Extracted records
......

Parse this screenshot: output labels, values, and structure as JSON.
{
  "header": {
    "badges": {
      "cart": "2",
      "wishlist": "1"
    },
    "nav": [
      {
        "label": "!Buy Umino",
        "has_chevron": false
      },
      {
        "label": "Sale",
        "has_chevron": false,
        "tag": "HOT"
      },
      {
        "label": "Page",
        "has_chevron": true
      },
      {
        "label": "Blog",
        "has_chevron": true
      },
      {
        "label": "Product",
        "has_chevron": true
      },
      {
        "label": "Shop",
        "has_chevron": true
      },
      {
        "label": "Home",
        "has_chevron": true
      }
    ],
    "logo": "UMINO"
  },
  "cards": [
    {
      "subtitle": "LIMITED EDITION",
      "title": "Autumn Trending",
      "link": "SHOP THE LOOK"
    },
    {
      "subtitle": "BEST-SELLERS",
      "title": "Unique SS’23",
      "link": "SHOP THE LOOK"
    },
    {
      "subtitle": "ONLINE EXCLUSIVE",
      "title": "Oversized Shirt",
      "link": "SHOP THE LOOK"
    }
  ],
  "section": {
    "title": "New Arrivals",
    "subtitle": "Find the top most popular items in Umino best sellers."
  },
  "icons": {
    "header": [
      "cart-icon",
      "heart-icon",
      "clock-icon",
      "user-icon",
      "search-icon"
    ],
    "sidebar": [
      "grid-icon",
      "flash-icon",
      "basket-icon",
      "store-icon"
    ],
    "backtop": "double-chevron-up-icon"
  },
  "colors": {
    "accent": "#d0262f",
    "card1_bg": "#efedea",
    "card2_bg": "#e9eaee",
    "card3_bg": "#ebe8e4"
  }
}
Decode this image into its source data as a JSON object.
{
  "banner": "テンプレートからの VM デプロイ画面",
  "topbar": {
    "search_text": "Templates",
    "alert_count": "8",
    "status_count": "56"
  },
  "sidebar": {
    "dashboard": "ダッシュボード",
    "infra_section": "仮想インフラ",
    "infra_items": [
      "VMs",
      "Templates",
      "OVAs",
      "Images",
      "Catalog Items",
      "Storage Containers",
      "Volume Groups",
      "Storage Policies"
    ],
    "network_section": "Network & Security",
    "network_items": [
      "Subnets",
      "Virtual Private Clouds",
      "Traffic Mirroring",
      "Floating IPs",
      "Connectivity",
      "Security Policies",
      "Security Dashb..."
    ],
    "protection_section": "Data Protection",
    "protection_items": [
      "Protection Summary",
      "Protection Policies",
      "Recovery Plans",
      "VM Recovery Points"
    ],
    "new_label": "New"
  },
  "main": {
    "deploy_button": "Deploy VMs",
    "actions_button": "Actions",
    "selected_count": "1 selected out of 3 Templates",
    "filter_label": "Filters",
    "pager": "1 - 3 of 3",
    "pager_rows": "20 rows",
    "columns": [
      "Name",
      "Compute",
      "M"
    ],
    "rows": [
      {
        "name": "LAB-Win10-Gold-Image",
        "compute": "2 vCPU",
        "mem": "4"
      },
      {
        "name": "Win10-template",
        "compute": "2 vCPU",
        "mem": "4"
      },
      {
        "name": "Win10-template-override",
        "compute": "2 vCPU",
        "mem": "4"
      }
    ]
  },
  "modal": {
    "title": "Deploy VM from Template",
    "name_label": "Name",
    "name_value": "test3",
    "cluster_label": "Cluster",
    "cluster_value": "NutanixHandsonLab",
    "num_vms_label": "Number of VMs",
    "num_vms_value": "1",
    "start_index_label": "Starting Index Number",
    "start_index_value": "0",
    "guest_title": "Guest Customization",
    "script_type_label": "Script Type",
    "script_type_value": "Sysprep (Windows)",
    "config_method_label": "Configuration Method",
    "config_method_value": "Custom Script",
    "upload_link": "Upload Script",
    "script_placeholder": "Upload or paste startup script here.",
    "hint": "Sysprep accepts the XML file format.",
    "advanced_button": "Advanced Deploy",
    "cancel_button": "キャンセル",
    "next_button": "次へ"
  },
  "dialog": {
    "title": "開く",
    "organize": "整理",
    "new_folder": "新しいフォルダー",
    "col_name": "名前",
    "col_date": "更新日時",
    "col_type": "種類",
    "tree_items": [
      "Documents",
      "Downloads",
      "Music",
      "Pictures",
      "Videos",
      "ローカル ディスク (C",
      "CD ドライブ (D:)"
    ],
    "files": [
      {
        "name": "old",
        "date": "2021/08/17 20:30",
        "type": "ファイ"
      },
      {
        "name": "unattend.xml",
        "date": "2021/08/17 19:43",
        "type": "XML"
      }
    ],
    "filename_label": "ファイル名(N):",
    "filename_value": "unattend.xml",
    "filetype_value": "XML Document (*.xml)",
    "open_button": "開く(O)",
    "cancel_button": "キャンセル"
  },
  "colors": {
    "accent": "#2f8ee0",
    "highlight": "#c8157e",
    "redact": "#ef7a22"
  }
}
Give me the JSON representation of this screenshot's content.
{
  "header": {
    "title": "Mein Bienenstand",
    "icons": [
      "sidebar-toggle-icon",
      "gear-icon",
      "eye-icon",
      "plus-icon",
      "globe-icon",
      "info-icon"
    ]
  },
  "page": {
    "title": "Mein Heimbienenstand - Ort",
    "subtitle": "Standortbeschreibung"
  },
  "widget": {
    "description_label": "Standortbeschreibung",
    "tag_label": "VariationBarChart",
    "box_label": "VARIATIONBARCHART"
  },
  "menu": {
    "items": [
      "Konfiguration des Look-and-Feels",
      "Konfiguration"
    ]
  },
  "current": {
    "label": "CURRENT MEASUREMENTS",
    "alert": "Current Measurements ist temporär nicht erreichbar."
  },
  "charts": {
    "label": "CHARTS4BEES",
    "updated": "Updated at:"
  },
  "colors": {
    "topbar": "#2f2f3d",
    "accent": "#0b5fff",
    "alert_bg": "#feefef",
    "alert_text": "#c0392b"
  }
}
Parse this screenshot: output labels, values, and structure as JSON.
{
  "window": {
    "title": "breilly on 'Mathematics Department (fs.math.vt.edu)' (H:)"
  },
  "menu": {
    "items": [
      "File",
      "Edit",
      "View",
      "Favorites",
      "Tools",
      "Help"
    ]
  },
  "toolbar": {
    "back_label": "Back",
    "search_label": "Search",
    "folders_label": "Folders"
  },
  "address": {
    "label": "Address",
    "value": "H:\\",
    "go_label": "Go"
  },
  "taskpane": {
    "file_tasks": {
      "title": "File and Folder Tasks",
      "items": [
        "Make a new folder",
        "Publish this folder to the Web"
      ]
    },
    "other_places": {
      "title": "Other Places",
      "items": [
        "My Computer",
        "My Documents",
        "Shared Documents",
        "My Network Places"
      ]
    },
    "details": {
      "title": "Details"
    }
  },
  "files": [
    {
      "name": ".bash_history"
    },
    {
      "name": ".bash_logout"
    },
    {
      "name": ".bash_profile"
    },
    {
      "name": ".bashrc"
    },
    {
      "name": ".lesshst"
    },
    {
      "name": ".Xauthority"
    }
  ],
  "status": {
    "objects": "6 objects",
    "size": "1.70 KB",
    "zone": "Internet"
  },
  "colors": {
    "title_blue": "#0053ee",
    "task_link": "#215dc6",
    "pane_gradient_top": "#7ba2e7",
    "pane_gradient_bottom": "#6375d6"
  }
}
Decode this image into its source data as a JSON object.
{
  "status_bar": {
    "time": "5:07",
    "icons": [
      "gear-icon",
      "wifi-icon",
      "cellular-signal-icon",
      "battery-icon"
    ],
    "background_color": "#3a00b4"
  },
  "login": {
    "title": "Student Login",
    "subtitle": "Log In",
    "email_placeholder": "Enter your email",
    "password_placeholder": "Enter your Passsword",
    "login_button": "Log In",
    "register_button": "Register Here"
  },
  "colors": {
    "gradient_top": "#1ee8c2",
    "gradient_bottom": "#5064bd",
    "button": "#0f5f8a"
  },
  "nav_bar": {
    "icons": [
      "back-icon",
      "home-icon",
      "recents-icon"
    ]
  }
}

......

**Task prompt**
Examine the records and pull out every line where the string "Policies" occurs.

**Answer to the exercise**
      "Storage Policies"
      "Security Policies",
      "Protection Policies",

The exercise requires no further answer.